Description of the task »
Quote every line below exactly as it reads.

Data provided »
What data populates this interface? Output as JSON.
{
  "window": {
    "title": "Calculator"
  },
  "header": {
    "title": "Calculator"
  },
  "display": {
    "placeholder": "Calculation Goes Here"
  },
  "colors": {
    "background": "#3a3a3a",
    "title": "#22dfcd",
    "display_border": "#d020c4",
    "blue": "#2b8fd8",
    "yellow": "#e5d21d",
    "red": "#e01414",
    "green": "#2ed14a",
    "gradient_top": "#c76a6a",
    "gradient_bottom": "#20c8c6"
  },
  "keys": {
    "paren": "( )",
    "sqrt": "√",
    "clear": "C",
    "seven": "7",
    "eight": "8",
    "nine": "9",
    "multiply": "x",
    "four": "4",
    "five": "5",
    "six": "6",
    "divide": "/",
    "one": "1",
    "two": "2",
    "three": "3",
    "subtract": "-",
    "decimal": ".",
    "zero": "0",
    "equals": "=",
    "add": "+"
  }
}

Result of this exercise »
What data populates this interface? Output as JSON.
{
  "window": {
    "title": "Calculator"
  },
  "header": {
    "title": "Calculator"
  },
  "display": {
    "placeholder": "Calculation Goes Here"
  },
  "colors": {
    "background": "#3a3a3a",
    "title": "#22dfcd",
    "display_border": "#d020c4",
    "blue": "#2b8fd8",
    "yellow": "#e5d21d",
    "red": "#e01414",
    "green": "#2ed14a",
    "gradient_top": "#c76a6a",
    "gradient_bottom": "#20c8c6"
  },
  "keys": {
    "paren": "( )",
    "sqrt": "√",
    "clear": "C",
    "seven": "7",
    "eight": "8",
    "nine": "9",
    "multiply": "x",
    "four": "4",
    "five": "5",
    "six": "6",
    "divide": "/",
    "one": "1",
    "two": "2",
    "three": "3",
    "subtract": "-",
    "decimal": ".",
    "zero": "0",
    "equals": "=",
    "add": "+"
  }
}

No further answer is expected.